======== SELECTED PASSAGE ========

I guess what’s important here is that none of the things I mentioned are just physical. All basic human needs…money. food, clothing…haven’t been impacted. Shortages of sea salt or imported Tuscan olive oil or pumpernickel flour…all items currently in short supply at the local San Francisco food boutique at the base of our hill…this is not only nothing to sweat, it’s actually good for us.

But the invisible pressures on the human spirit, these have been so acute and so protracted, that I am finally learning to tune into them.

I spent much of the last two, even three, weeks writing one short opinion/editorial piece about Amtrak. How could something so simple take so long? Well, in the pandemic it took that long because I was on a sort of spiritual journey. By now, being a seasoned Amtrak supporter, I had learned an awful lot about the subject matter. And I learned even more reading and revising and reading and reading. Meanwhile, for whatever reason, my perspective kept changing. The basic facts didn’t shift at all. But I gradually got over my anger. And getting over the depredations of the Trump era is important, because some of them are actually in the past. A new day has genuinely dawned. And it is still a frightening day, and I believe the nation is in for a rocky few years, perhaps political violence and upheaval for the rest of my lifetime…. But still it is a new day.

========

» **WHAT YOU WILL DO**:
Extract from the reflection on pandemic pressures the portion beginning at the words "I guess what’s" and stopping after "tune into them.". Draw solely on the reflection on pandemic pressures.

======== DATASET EXTRACT ========

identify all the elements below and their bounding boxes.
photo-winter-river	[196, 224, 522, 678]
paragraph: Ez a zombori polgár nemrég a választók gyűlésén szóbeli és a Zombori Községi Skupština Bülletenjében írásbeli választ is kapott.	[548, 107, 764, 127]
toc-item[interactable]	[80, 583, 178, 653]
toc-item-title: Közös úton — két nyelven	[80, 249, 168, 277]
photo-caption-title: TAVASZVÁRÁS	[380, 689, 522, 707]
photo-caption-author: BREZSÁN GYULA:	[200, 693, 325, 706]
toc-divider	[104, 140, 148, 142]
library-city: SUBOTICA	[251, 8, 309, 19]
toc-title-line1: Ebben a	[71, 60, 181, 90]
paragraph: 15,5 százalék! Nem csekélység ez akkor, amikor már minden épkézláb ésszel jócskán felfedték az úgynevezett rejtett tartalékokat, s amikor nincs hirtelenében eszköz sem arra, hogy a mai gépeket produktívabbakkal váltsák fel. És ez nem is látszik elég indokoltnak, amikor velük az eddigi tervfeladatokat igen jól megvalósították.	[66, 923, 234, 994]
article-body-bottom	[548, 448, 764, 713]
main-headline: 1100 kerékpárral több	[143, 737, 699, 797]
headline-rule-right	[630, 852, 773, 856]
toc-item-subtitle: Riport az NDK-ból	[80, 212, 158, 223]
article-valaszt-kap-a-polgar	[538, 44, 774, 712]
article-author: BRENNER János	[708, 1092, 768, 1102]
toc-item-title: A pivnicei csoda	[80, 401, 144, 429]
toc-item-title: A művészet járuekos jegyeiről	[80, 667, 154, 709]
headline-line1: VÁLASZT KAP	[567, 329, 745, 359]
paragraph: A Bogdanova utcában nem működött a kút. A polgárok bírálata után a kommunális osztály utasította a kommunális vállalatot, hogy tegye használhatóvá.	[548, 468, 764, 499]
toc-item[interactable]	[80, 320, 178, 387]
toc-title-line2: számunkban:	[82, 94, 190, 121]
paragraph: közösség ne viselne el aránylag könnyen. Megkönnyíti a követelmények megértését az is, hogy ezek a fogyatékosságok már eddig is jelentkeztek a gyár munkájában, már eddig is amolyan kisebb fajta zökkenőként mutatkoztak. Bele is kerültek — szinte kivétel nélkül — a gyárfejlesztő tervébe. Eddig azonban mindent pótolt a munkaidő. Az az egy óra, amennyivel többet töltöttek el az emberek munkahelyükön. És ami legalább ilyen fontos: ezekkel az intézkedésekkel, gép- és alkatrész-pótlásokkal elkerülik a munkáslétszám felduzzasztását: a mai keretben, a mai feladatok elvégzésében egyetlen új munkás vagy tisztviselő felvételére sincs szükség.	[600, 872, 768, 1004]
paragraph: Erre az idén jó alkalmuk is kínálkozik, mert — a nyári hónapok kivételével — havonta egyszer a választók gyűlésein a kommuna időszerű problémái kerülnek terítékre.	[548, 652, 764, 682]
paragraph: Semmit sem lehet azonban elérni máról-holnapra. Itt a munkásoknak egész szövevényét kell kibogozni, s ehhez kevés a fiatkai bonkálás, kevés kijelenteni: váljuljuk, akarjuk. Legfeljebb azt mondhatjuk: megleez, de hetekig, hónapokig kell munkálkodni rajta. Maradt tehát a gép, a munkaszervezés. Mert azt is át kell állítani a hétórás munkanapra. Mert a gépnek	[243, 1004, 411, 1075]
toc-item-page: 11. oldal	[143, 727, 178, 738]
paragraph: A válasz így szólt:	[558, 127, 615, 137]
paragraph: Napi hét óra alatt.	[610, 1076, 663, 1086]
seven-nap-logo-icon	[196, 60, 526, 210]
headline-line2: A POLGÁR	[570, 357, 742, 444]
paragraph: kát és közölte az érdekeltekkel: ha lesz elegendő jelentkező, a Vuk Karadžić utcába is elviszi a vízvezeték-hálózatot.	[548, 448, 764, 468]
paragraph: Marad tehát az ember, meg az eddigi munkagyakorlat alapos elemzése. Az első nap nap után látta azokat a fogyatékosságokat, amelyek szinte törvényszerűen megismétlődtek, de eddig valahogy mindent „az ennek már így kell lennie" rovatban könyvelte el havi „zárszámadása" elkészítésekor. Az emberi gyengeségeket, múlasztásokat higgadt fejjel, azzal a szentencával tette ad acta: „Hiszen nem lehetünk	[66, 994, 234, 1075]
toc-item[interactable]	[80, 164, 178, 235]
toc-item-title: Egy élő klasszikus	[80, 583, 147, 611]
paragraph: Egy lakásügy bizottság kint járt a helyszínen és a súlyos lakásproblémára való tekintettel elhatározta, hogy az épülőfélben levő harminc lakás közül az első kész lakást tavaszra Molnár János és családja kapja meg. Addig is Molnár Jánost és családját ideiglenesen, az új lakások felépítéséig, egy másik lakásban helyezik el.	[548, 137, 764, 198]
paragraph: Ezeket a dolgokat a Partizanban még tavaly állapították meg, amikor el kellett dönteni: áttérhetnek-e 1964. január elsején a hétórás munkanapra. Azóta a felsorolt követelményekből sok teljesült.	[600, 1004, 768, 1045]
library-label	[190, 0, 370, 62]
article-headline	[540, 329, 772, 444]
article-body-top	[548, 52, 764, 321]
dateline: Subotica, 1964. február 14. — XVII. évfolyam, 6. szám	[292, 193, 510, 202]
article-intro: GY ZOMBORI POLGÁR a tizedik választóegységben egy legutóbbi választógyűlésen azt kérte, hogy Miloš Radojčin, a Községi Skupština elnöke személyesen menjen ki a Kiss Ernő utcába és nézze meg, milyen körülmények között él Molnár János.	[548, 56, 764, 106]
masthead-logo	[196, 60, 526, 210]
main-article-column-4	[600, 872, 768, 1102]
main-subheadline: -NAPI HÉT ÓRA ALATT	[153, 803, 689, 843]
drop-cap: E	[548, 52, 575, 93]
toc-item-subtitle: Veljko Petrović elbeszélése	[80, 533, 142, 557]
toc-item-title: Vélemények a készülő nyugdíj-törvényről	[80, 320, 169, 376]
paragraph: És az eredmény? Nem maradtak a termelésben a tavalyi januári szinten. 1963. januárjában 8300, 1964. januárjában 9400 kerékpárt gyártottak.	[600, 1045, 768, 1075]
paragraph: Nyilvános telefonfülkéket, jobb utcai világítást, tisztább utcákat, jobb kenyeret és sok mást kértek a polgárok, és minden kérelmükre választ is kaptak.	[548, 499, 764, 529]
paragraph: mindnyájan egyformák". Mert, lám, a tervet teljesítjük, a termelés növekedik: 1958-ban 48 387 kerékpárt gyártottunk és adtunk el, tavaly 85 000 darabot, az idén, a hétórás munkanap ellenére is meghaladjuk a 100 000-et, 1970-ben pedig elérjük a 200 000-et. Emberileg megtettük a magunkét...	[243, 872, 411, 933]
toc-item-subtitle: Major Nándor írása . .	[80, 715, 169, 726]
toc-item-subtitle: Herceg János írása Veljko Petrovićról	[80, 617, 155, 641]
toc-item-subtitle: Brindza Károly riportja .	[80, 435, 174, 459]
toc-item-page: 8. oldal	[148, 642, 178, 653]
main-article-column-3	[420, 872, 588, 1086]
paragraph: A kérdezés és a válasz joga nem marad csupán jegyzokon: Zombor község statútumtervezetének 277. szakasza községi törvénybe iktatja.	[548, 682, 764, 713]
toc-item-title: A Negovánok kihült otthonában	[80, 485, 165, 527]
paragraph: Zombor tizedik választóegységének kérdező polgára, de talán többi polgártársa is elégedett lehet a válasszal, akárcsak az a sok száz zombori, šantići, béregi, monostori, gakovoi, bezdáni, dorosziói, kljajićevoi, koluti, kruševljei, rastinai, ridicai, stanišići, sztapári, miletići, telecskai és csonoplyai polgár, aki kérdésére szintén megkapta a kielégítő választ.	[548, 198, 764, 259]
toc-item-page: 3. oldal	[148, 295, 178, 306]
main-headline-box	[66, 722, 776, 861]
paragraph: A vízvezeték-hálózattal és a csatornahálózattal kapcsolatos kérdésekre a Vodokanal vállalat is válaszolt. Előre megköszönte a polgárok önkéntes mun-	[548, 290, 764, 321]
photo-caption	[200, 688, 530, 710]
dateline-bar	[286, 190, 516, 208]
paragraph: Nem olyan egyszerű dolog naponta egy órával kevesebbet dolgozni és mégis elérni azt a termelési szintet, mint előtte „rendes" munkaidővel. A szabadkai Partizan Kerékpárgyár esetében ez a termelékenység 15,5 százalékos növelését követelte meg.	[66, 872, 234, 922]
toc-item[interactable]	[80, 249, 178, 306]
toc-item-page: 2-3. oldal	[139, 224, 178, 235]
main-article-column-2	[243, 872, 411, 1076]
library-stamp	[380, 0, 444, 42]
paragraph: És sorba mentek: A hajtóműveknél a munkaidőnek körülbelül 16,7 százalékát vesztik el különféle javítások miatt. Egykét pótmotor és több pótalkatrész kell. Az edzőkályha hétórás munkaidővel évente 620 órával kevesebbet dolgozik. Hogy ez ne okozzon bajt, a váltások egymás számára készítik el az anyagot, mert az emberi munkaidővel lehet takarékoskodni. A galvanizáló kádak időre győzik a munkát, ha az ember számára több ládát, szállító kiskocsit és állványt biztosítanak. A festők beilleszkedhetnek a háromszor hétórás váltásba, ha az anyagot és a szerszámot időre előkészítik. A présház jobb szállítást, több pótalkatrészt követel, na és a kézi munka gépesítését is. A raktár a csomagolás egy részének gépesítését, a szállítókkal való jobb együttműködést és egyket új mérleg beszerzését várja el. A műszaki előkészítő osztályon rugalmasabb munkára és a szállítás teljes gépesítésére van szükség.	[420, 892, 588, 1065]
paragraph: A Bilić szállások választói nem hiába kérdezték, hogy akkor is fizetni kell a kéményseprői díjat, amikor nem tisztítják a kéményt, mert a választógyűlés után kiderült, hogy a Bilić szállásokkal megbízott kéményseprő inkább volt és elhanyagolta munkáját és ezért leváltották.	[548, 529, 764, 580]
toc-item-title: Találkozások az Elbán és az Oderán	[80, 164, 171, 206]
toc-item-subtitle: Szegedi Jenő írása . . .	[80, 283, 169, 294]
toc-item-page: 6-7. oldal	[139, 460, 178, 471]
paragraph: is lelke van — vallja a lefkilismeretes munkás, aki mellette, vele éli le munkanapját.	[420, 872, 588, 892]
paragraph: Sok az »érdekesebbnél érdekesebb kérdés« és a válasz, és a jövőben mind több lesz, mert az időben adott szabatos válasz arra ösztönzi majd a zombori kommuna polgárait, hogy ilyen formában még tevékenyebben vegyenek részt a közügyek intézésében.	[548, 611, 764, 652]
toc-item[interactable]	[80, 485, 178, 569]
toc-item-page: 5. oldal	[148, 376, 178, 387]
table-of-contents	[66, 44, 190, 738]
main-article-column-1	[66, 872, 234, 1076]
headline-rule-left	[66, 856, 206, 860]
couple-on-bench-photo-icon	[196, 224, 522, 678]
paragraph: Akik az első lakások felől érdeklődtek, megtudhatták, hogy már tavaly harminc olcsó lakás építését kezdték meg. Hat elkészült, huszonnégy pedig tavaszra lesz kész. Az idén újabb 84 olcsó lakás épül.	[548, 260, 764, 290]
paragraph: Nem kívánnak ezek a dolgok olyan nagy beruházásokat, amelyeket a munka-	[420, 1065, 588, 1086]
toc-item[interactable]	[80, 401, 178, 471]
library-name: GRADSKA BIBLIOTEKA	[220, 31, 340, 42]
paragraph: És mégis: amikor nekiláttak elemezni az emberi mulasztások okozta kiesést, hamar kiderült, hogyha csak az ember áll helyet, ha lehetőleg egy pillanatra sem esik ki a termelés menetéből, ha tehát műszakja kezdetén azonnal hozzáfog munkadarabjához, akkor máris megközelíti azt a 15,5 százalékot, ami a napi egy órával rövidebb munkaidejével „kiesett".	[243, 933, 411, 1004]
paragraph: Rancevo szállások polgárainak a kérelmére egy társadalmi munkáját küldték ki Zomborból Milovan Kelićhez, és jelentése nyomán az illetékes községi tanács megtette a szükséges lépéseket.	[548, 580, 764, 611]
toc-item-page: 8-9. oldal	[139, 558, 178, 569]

========

» **PROBLEM SOLUTION**:
I guess what’s important here is that none of the things I mentioned are just physical. All basic human needs…money. food, clothing…haven’t been impacted. Shortages of sea salt or imported Tuscan olive oil or pumpernickel flour…all items currently in short supply at the local San Francisco food boutique at the base of our hill…this is not only nothing to sweat, it’s actually good for us.

But the invisible pressures on the human spirit, these have been so acute and so protracted, that I am finally learning to tune into them.